Entries from a dataset

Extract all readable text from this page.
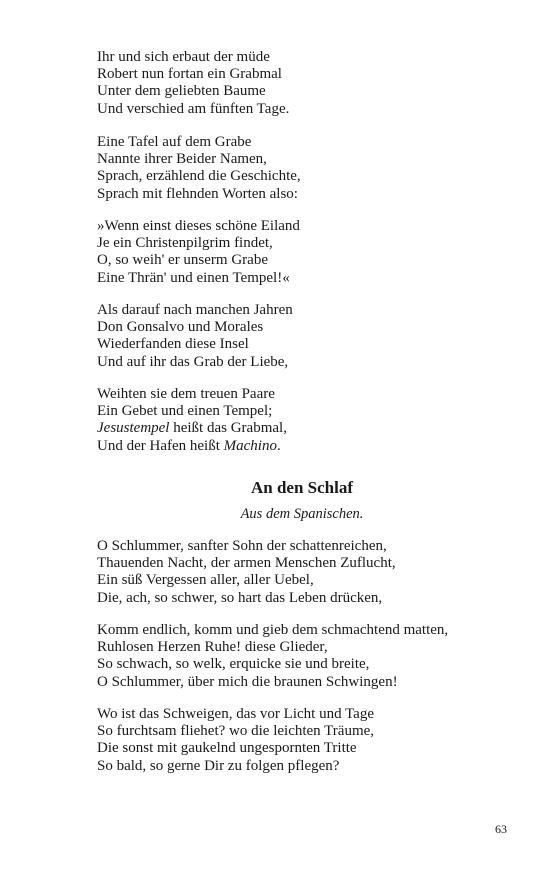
Ihr und sich erbaut der müde
Robert nun fortan ein Grabmal
Unter dem geliebten Baume
Und verschied am fünften Tage.
Eine Tafel auf dem Grabe
Nannte ihrer Beider Namen,
Sprach, erzählend die Geschichte,
Sprach mit flehnden Worten also:
»Wenn einst dieses schöne Eiland
Je ein Christenpilgrim findet,
O, so weih' er unserm Grabe
Eine Thrän' und einen Tempel!«
Als darauf nach manchen Jahren
Don Gonsalvo und Morales
Wiederfanden diese Insel
Und auf ihr das Grab der Liebe,
Weihten sie dem treuen Paare
Ein Gebet und einen Tempel;
Jesustempel heißt das Grabmal,
Und der Hafen heißt Machino.
An den Schlaf
Aus dem Spanischen.
O Schlummer, sanfter Sohn der schattenreichen,
Thauenden Nacht, der armen Menschen Zuflucht,
Ein süß Vergessen aller, aller Uebel,
Die, ach, so schwer, so hart das Leben drücken,
Komm endlich, komm und gieb dem schmachtend matten,
Ruhlosen Herzen Ruhe! diese Glieder,
So schwach, so welk, erquicke sie und breite,
O Schlummer, über mich die braunen Schwingen!
Wo ist das Schweigen, das vor Licht und Tage
So furchtsam fliehet? wo die leichten Träume,
Die sonst mit gaukelnd ungespornten Tritte
So bald, so gerne Dir zu folgen pflegen?
63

PROBLEM
Repeat the material above in full and exactly, apart from the pictures.

RESULT FOR THIS EXERCISE
Extract all readable text from this page.
Ihr und sich erbaut der müde
Robert nun fortan ein Grabmal
Unter dem geliebten Baume
Und verschied am fünften Tage.
Eine Tafel auf dem Grabe
Nannte ihrer Beider Namen,
Sprach, erzählend die Geschichte,
Sprach mit flehnden Worten also:
»Wenn einst dieses schöne Eiland
Je ein Christenpilgrim findet,
O, so weih' er unserm Grabe
Eine Thrän' und einen Tempel!«
Als darauf nach manchen Jahren
Don Gonsalvo und Morales
Wiederfanden diese Insel
Und auf ihr das Grab der Liebe,
Weihten sie dem treuen Paare
Ein Gebet und einen Tempel;
Jesustempel heißt das Grabmal,
Und der Hafen heißt Machino.
An den Schlaf
Aus dem Spanischen.
O Schlummer, sanfter Sohn der schattenreichen,
Thauenden Nacht, der armen Menschen Zuflucht,
Ein süß Vergessen aller, aller Uebel,
Die, ach, so schwer, so hart das Leben drücken,
Komm endlich, komm und gieb dem schmachtend matten,
Ruhlosen Herzen Ruhe! diese Glieder,
So schwach, so welk, erquicke sie und breite,
O Schlummer, über mich die braunen Schwingen!
Wo ist das Schweigen, das vor Licht und Tage
So furchtsam fliehet? wo die leichten Träume,
Die sonst mit gaukelnd ungespornten Tritte
So bald, so gerne Dir zu folgen pflegen?
63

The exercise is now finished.